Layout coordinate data
## Start
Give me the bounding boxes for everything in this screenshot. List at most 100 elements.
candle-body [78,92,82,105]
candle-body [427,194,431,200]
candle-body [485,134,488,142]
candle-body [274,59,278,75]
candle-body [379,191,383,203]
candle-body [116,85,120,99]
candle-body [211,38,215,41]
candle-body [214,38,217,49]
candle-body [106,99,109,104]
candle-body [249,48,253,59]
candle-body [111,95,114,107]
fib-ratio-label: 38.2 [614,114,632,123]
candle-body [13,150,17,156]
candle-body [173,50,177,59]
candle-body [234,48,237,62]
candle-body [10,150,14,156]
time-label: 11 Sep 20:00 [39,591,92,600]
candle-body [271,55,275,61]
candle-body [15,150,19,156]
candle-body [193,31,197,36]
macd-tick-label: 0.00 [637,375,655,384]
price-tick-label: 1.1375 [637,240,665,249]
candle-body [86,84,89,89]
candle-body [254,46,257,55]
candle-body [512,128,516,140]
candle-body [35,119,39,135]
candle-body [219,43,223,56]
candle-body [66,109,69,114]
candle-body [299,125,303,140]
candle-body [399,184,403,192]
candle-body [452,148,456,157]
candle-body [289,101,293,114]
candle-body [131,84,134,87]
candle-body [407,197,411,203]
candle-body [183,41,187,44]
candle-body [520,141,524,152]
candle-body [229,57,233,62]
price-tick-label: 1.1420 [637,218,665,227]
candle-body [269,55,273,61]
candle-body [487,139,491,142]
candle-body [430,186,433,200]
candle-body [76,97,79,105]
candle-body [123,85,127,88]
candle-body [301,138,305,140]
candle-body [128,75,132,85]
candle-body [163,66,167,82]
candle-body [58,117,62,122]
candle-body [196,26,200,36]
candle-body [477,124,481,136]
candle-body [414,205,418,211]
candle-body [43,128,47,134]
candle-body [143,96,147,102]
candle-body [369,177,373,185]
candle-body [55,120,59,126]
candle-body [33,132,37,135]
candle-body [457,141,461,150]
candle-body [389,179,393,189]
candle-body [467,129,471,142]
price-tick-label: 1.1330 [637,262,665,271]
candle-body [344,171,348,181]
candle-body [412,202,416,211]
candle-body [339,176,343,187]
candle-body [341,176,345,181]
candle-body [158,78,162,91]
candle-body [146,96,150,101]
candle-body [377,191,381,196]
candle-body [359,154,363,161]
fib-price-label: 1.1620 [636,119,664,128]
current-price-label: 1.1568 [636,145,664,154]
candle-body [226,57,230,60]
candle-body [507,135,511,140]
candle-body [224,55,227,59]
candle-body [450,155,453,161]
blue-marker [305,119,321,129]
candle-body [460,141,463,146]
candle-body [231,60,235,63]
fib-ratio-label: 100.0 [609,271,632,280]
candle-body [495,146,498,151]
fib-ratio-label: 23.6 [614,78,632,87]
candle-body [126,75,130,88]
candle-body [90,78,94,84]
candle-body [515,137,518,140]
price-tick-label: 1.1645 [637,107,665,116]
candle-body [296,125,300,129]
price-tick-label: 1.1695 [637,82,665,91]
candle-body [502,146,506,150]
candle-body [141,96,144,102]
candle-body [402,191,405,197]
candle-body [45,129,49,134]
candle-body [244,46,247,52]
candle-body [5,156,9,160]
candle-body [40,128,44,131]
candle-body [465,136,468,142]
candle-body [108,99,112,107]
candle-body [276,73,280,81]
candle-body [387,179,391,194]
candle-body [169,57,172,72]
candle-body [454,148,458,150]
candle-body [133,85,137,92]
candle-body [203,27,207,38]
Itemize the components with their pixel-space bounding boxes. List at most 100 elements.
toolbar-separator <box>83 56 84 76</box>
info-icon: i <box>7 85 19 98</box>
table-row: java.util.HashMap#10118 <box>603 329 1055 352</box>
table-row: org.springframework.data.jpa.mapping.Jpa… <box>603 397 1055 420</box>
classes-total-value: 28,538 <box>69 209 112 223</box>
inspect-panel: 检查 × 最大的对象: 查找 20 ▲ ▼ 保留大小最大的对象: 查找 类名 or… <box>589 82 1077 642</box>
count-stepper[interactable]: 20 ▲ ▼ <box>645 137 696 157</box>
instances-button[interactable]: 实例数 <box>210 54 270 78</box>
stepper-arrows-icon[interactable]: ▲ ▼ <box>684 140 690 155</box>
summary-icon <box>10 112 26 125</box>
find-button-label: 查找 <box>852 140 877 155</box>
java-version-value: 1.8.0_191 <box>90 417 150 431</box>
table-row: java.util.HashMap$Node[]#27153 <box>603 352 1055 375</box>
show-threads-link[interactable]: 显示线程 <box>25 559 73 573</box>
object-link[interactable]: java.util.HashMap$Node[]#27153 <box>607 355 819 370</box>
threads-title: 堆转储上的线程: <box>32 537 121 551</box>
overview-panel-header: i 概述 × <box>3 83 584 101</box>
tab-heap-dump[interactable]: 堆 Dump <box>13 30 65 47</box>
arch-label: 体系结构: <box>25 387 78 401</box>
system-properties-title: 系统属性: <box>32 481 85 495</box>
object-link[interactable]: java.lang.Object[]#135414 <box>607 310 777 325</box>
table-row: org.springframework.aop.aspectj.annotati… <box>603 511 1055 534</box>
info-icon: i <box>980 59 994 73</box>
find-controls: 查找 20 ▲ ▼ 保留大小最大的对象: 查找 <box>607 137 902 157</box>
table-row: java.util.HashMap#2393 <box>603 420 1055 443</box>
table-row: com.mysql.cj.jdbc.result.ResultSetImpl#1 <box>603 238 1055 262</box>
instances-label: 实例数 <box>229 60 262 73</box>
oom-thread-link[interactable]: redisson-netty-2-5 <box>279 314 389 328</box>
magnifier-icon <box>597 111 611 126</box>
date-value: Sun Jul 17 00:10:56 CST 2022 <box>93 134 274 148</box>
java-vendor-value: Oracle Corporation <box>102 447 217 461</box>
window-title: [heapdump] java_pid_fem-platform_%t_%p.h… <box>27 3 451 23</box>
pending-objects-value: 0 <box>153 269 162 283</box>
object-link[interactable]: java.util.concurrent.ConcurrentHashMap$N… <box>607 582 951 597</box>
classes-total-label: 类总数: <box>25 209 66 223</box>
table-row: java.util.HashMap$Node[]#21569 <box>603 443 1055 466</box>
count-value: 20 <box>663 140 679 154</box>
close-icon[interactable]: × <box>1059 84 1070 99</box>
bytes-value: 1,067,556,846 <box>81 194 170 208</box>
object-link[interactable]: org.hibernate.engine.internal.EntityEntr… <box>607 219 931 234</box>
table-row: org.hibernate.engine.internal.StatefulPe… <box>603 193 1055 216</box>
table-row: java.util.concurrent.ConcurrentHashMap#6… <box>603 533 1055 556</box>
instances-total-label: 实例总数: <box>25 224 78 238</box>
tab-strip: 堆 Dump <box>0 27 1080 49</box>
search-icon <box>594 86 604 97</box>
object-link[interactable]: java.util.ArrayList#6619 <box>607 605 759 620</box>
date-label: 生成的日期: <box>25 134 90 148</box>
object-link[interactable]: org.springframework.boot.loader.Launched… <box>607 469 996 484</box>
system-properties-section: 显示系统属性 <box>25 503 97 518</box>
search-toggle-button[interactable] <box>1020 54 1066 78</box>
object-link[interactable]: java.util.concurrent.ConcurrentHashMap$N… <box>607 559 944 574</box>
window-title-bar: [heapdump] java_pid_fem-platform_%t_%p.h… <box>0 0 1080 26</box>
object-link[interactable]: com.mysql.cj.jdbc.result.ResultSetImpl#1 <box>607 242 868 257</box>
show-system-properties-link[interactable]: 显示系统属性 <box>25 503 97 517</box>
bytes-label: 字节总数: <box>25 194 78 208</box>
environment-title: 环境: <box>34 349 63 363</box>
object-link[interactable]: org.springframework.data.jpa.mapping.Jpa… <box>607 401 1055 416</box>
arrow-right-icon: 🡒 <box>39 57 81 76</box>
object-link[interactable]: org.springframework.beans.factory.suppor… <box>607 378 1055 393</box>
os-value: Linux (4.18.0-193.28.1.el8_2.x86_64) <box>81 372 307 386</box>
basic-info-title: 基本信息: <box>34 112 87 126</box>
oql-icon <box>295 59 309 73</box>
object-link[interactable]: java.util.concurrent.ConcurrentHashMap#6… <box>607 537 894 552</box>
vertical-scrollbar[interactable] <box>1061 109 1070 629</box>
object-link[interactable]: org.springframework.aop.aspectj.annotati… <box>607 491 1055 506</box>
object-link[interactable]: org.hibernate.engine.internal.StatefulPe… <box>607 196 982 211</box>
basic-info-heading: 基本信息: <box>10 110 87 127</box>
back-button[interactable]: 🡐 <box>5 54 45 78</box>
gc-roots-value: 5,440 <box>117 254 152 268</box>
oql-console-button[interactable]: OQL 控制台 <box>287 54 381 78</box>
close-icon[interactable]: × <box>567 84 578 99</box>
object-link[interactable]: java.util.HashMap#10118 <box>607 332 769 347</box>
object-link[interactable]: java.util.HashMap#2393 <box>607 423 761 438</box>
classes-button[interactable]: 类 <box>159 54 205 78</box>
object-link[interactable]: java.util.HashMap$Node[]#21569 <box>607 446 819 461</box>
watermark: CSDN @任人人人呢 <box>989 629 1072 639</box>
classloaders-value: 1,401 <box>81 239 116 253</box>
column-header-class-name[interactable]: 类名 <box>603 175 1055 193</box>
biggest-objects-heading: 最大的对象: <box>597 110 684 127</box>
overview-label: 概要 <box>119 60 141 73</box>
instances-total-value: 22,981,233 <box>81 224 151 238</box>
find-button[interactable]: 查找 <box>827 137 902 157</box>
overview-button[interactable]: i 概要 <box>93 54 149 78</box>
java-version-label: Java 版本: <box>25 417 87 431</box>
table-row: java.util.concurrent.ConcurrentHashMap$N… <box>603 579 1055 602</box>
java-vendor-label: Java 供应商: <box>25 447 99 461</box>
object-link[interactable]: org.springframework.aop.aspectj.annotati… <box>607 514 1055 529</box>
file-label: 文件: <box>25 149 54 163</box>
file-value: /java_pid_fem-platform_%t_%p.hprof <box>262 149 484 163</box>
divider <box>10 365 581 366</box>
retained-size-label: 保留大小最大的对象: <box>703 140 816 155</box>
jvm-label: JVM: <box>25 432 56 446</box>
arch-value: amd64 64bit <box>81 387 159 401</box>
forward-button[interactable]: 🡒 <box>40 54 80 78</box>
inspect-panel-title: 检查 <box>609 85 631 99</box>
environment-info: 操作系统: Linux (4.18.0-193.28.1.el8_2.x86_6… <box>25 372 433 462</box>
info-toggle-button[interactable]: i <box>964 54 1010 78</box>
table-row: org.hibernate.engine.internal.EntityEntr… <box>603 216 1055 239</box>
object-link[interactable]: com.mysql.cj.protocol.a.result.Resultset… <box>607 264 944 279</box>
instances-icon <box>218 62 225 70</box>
## End
Write out the entries above unchanged, starting with the first line and ending after the line that contains "candle-body [507,135,511,140]".

Give me the bounding boxes for everything in this screenshot. List at most 100 elements.
candle-body [78,92,82,105]
candle-body [427,194,431,200]
candle-body [485,134,488,142]
candle-body [274,59,278,75]
candle-body [379,191,383,203]
candle-body [116,85,120,99]
candle-body [211,38,215,41]
candle-body [214,38,217,49]
candle-body [106,99,109,104]
candle-body [249,48,253,59]
candle-body [111,95,114,107]
fib-ratio-label: 38.2 [614,114,632,123]
candle-body [13,150,17,156]
candle-body [173,50,177,59]
candle-body [234,48,237,62]
candle-body [10,150,14,156]
time-label: 11 Sep 20:00 [39,591,92,600]
candle-body [271,55,275,61]
candle-body [15,150,19,156]
candle-body [193,31,197,36]
macd-tick-label: 0.00 [637,375,655,384]
price-tick-label: 1.1375 [637,240,665,249]
candle-body [86,84,89,89]
candle-body [254,46,257,55]
candle-body [512,128,516,140]
candle-body [35,119,39,135]
candle-body [219,43,223,56]
candle-body [66,109,69,114]
candle-body [299,125,303,140]
candle-body [399,184,403,192]
candle-body [452,148,456,157]
candle-body [289,101,293,114]
candle-body [131,84,134,87]
candle-body [407,197,411,203]
candle-body [183,41,187,44]
candle-body [520,141,524,152]
candle-body [229,57,233,62]
price-tick-label: 1.1420 [637,218,665,227]
candle-body [269,55,273,61]
candle-body [487,139,491,142]
candle-body [430,186,433,200]
candle-body [76,97,79,105]
candle-body [123,85,127,88]
candle-body [301,138,305,140]
candle-body [128,75,132,85]
candle-body [163,66,167,82]
candle-body [58,117,62,122]
candle-body [196,26,200,36]
candle-body [477,124,481,136]
candle-body [414,205,418,211]
candle-body [43,128,47,134]
candle-body [143,96,147,102]
candle-body [369,177,373,185]
candle-body [55,120,59,126]
candle-body [33,132,37,135]
candle-body [457,141,461,150]
candle-body [389,179,393,189]
candle-body [467,129,471,142]
price-tick-label: 1.1330 [637,262,665,271]
candle-body [344,171,348,181]
candle-body [412,202,416,211]
candle-body [339,176,343,187]
candle-body [341,176,345,181]
candle-body [158,78,162,91]
candle-body [146,96,150,101]
candle-body [377,191,381,196]
candle-body [359,154,363,161]
fib-price-label: 1.1620 [636,119,664,128]
current-price-label: 1.1568 [636,145,664,154]
candle-body [226,57,230,60]
candle-body [507,135,511,140]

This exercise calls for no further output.